Extracted records:
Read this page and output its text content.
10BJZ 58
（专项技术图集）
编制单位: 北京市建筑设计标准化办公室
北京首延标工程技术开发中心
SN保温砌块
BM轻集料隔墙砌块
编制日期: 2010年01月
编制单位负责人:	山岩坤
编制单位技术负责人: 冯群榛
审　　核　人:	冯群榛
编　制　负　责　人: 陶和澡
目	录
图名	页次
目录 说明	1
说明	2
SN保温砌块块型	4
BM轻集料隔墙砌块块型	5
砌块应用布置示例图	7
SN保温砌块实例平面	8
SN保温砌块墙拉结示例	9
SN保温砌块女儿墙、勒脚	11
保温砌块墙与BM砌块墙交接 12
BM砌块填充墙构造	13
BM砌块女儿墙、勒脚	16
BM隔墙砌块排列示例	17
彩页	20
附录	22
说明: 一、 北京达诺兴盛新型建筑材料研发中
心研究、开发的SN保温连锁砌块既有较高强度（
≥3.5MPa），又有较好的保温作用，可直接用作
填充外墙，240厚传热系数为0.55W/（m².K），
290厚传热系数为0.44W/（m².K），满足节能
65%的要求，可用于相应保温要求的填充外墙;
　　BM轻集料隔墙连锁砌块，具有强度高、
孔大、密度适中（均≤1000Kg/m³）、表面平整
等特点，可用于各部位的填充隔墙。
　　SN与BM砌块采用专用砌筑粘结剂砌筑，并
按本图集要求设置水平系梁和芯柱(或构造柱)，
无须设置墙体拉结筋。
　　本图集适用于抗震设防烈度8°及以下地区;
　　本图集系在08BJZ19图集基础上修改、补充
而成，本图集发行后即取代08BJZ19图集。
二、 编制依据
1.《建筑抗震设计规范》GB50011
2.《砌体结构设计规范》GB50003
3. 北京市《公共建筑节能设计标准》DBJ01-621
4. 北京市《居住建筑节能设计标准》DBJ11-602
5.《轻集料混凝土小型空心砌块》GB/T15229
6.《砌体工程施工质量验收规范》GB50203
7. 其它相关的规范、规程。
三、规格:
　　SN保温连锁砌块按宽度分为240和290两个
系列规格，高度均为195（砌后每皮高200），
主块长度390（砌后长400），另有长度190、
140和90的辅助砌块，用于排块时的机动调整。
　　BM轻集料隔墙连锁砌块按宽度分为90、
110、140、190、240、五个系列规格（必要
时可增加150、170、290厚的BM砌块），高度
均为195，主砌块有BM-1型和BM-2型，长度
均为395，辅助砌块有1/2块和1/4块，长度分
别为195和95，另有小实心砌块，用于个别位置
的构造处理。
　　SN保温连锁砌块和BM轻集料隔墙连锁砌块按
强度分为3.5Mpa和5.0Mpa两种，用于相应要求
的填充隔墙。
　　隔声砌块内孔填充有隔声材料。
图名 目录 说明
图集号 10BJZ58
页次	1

**What the task asks:**
Write out all the lines again, exactly as they are.

**Exercise answer:**
Read this page and output its text content.
10BJZ 58
（专项技术图集）
编制单位: 北京市建筑设计标准化办公室
北京首延标工程技术开发中心
SN保温砌块
BM轻集料隔墙砌块
编制日期: 2010年01月
编制单位负责人:	山岩坤
编制单位技术负责人: 冯群榛
审　　核　人:	冯群榛
编　制　负　责　人: 陶和澡
目	录
图名	页次
目录 说明	1
说明	2
SN保温砌块块型	4
BM轻集料隔墙砌块块型	5
砌块应用布置示例图	7
SN保温砌块实例平面	8
SN保温砌块墙拉结示例	9
SN保温砌块女儿墙、勒脚	11
保温砌块墙与BM砌块墙交接 12
BM砌块填充墙构造	13
BM砌块女儿墙、勒脚	16
BM隔墙砌块排列示例	17
彩页	20
附录	22
说明: 一、 北京达诺兴盛新型建筑材料研发中
心研究、开发的SN保温连锁砌块既有较高强度（
≥3.5MPa），又有较好的保温作用，可直接用作
填充外墙，240厚传热系数为0.55W/（m².K），
290厚传热系数为0.44W/（m².K），满足节能
65%的要求，可用于相应保温要求的填充外墙;
　　BM轻集料隔墙连锁砌块，具有强度高、
孔大、密度适中（均≤1000Kg/m³）、表面平整
等特点，可用于各部位的填充隔墙。
　　SN与BM砌块采用专用砌筑粘结剂砌筑，并
按本图集要求设置水平系梁和芯柱(或构造柱)，
无须设置墙体拉结筋。
　　本图集适用于抗震设防烈度8°及以下地区;
　　本图集系在08BJZ19图集基础上修改、补充
而成，本图集发行后即取代08BJZ19图集。
二、 编制依据
1.《建筑抗震设计规范》GB50011
2.《砌体结构设计规范》GB50003
3. 北京市《公共建筑节能设计标准》DBJ01-621
4. 北京市《居住建筑节能设计标准》DBJ11-602
5.《轻集料混凝土小型空心砌块》GB/T15229
6.《砌体工程施工质量验收规范》GB50203
7. 其它相关的规范、规程。
三、规格:
　　SN保温连锁砌块按宽度分为240和290两个
系列规格，高度均为195（砌后每皮高200），
主块长度390（砌后长400），另有长度190、
140和90的辅助砌块，用于排块时的机动调整。
　　BM轻集料隔墙连锁砌块按宽度分为90、
110、140、190、240、五个系列规格（必要
时可增加150、170、290厚的BM砌块），高度
均为195，主砌块有BM-1型和BM-2型，长度
均为395，辅助砌块有1/2块和1/4块，长度分
别为195和95，另有小实心砌块，用于个别位置
的构造处理。
　　SN保温连锁砌块和BM轻集料隔墙连锁砌块按
强度分为3.5Mpa和5.0Mpa两种，用于相应要求
的填充隔墙。
　　隔声砌块内孔填充有隔声材料。
图名 目录 说明
图集号 10BJZ58
页次	1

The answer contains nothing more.